## BEGIN
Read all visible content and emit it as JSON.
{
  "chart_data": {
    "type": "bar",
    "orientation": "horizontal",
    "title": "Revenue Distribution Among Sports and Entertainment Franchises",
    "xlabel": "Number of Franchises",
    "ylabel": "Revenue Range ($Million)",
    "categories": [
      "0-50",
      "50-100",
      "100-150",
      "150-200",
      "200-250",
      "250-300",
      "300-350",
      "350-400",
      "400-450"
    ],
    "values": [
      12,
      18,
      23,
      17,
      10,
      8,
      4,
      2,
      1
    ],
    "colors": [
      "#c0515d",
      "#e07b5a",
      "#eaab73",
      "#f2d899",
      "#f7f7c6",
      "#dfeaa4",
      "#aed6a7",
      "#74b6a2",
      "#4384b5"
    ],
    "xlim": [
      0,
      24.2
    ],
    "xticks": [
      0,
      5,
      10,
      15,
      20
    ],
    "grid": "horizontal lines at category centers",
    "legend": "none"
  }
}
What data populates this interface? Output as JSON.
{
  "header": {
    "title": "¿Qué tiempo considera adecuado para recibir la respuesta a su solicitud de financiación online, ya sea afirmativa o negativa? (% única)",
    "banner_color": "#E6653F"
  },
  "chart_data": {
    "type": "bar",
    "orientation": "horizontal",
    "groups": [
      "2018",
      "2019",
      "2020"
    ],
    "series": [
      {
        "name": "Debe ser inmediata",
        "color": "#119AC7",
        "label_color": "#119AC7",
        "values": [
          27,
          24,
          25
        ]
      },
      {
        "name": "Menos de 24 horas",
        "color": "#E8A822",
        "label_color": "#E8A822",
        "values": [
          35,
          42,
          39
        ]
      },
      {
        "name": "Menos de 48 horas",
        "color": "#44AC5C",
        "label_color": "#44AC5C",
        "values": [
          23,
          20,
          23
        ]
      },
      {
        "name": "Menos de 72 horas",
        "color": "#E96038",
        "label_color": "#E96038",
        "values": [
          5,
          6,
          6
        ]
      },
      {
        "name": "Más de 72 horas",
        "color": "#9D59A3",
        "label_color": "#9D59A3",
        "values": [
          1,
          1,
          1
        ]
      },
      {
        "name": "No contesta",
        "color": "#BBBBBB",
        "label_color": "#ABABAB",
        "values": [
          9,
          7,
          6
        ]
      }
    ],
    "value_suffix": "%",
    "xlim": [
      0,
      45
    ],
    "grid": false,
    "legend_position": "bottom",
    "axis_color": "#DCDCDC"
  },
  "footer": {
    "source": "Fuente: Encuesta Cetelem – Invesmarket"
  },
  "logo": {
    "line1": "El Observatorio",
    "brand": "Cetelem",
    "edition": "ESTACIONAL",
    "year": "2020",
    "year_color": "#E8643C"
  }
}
## END
#### EXERCISE DIRECTIONS
In the records above, find each line holding "horas" and copy it.

#### EXERCISE RESULT
        "name": "Menos de 24 horas",
        "name": "Menos de 48 horas",
        "name": "Menos de 72 horas",
        "name": "Más de 72 horas",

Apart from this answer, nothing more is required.